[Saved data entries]
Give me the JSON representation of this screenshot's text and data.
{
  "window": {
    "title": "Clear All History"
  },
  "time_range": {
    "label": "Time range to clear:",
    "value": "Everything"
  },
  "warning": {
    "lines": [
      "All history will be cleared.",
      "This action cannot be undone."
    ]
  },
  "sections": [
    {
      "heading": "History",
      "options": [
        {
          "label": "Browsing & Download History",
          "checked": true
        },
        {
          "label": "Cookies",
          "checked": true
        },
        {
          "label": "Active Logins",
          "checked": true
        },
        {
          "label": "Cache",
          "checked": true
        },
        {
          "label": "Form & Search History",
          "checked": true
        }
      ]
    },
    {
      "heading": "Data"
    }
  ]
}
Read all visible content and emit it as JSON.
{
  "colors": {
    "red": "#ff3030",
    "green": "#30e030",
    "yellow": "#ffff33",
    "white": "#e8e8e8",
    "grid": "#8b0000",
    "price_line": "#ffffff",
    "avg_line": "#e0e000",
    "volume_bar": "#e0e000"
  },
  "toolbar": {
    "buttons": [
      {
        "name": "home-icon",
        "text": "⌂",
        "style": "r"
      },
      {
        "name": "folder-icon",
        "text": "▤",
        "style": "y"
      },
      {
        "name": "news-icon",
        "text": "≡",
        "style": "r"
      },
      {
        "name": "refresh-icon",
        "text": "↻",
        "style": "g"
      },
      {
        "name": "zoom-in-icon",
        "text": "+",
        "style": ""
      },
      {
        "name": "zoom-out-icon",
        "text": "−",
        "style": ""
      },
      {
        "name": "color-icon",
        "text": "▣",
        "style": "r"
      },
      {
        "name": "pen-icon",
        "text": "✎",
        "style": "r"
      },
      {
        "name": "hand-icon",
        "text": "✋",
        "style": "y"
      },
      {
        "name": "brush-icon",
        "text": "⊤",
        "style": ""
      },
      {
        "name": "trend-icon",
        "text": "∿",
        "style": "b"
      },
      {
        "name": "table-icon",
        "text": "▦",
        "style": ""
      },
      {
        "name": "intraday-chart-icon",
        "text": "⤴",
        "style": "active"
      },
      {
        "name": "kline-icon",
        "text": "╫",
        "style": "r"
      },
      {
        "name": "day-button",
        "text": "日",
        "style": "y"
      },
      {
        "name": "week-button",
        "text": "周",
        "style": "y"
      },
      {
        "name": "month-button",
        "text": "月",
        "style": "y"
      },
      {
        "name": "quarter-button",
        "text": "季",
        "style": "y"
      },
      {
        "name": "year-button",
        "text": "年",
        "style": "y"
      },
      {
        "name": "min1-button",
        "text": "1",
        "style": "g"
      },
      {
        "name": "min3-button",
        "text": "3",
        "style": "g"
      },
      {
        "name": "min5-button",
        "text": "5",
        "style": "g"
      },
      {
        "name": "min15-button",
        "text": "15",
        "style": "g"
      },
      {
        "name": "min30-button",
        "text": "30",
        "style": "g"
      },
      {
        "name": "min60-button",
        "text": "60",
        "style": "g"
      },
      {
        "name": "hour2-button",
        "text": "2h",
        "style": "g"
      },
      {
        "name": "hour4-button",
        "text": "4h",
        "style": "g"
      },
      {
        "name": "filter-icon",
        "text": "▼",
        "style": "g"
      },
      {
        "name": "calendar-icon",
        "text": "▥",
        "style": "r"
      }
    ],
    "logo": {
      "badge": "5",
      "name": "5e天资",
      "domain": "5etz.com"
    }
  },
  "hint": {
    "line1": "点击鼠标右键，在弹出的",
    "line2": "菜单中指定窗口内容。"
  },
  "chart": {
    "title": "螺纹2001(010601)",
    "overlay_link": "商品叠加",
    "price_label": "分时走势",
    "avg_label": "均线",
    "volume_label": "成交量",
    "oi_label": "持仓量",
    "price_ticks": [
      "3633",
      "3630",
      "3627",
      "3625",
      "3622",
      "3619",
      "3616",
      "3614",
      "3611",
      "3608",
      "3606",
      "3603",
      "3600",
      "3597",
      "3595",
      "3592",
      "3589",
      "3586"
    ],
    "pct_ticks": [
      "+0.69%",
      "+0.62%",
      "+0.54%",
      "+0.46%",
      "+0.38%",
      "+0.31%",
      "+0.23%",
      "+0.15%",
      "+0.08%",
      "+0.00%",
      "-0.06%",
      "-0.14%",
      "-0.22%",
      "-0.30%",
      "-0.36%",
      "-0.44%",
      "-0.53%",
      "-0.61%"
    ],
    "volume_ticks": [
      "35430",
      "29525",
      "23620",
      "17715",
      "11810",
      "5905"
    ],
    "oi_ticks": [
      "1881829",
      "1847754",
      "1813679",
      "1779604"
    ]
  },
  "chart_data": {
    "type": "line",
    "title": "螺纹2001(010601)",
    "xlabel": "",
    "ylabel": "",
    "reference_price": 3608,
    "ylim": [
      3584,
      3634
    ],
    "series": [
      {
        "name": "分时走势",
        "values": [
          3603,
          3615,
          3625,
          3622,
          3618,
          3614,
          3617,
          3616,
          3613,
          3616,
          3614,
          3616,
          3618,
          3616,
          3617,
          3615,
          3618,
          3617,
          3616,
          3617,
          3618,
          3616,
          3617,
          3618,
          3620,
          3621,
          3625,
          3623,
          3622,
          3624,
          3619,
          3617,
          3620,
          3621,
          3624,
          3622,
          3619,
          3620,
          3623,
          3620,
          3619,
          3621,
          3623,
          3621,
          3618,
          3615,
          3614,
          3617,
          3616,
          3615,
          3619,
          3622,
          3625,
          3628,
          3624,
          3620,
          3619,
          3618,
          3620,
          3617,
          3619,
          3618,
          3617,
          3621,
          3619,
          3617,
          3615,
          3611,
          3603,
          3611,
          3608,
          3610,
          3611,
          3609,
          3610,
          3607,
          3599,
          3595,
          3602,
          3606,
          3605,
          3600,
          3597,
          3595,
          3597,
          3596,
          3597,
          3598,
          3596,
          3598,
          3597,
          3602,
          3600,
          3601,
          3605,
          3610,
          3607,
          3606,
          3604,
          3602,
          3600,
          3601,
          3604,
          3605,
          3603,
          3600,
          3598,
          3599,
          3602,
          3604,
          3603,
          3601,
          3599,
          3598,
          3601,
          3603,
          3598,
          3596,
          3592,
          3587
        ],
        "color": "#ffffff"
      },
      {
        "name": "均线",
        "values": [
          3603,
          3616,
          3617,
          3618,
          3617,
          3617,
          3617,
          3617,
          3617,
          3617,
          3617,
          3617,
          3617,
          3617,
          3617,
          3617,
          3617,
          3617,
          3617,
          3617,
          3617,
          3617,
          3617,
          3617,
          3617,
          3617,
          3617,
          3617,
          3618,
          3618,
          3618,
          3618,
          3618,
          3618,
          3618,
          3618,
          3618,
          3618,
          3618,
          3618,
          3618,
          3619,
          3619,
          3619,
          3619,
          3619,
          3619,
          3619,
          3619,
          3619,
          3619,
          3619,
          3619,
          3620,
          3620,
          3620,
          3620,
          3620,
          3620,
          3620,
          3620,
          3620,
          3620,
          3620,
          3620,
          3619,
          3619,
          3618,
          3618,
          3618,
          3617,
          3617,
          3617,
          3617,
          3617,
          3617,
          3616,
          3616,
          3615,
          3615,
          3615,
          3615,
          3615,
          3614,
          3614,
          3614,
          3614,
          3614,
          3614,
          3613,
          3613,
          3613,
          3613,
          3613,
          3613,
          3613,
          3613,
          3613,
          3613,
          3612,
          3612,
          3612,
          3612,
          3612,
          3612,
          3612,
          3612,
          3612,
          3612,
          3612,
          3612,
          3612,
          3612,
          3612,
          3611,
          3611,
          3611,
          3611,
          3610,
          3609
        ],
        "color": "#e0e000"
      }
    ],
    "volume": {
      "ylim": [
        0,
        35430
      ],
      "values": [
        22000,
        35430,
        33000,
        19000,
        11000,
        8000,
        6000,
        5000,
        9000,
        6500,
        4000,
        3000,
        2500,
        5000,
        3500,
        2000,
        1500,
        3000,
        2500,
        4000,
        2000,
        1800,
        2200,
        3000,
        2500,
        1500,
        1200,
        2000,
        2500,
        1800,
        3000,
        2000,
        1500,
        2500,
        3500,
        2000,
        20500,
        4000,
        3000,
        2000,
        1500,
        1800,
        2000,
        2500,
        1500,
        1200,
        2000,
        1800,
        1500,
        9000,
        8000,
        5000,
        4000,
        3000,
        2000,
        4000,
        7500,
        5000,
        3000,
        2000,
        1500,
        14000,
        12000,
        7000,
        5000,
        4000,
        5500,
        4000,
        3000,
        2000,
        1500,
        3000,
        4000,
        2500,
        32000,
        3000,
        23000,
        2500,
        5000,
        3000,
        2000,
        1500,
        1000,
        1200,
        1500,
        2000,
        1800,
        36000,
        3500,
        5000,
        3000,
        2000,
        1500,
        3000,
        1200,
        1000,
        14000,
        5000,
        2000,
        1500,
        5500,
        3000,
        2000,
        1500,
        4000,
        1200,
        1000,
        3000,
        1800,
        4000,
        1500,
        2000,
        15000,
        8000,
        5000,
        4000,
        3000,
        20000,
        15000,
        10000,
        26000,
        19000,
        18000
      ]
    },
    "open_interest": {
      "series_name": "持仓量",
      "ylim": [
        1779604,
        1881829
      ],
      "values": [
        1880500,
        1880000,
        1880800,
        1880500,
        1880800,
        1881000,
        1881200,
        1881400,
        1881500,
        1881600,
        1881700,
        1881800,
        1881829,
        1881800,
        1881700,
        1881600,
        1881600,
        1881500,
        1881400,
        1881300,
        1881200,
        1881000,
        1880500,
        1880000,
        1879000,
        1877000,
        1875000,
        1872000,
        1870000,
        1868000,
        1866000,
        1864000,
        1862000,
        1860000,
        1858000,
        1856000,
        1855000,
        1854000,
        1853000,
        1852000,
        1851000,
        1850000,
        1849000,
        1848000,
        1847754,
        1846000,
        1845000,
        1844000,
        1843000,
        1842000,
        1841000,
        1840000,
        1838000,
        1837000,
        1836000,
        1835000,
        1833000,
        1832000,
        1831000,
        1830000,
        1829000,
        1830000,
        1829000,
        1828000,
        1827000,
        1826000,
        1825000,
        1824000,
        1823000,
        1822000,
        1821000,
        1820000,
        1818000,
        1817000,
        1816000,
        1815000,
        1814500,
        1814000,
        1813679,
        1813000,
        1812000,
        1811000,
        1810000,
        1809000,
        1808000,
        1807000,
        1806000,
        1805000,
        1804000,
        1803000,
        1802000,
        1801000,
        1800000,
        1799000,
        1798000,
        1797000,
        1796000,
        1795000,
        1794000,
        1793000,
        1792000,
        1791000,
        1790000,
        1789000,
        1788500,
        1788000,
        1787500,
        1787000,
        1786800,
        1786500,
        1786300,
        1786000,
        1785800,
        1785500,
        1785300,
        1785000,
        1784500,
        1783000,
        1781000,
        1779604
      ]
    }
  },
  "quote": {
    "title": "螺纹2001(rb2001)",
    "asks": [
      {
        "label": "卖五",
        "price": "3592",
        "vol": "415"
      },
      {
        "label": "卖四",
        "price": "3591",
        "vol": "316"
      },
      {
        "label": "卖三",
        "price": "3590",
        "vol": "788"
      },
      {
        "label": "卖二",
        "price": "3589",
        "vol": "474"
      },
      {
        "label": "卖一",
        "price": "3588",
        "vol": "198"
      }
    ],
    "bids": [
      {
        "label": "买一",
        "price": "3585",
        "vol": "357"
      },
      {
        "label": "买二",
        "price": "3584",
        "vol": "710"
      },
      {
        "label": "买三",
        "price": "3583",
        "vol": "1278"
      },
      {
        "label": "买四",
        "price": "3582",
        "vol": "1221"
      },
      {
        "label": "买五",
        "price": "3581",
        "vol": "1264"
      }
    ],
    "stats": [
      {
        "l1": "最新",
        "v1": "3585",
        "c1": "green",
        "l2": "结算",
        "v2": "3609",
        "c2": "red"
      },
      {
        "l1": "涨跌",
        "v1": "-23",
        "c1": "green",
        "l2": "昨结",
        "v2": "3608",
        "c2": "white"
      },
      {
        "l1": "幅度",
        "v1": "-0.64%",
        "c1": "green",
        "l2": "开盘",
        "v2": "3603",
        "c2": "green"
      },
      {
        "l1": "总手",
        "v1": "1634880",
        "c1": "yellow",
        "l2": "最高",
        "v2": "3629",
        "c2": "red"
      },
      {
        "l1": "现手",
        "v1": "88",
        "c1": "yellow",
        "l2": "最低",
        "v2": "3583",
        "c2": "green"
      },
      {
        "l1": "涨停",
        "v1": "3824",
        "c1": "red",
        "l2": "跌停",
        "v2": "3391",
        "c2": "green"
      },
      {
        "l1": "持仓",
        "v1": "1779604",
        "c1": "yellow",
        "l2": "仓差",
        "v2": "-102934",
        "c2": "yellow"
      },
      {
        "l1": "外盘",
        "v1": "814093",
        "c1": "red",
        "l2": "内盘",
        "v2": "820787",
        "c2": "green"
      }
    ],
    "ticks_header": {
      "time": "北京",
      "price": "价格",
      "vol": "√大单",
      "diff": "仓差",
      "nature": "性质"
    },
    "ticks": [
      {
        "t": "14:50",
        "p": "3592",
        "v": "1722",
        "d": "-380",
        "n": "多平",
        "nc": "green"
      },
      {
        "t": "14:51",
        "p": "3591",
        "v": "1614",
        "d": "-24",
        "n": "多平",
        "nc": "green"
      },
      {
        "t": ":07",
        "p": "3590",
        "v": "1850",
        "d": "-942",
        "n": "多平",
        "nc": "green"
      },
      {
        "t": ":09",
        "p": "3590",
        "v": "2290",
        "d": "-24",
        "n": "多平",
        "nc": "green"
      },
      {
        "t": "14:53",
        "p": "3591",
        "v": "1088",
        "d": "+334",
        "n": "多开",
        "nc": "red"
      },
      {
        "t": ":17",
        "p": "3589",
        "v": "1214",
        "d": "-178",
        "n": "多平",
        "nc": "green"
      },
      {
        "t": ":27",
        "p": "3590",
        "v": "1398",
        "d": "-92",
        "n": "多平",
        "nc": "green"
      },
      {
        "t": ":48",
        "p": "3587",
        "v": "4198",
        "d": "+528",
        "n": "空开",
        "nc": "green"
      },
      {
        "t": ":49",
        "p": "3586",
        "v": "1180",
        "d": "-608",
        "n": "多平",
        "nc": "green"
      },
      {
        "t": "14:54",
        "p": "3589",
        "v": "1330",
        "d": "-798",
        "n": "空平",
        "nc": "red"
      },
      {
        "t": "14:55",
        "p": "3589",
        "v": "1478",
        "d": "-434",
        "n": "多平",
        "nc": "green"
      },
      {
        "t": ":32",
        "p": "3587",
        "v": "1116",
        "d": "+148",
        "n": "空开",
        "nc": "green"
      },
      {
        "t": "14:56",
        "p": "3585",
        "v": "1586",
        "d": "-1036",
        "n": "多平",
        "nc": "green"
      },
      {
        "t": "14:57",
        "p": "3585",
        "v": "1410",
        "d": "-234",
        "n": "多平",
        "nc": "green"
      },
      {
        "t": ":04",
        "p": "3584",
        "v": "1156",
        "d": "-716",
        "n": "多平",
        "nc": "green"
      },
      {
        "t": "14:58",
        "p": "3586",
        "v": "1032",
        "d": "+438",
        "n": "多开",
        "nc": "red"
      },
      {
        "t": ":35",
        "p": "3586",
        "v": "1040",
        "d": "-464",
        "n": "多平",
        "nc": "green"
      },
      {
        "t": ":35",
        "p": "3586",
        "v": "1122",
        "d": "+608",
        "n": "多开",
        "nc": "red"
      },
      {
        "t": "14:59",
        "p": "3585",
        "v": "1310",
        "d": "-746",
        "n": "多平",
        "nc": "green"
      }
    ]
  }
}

PROBLEM TO SOLVE:
Copy out the lines in which the string "JSON" appears.

RESULT BELOW:
Give me the JSON representation of this screenshot's text and data.
Read all visible content and emit it as JSON.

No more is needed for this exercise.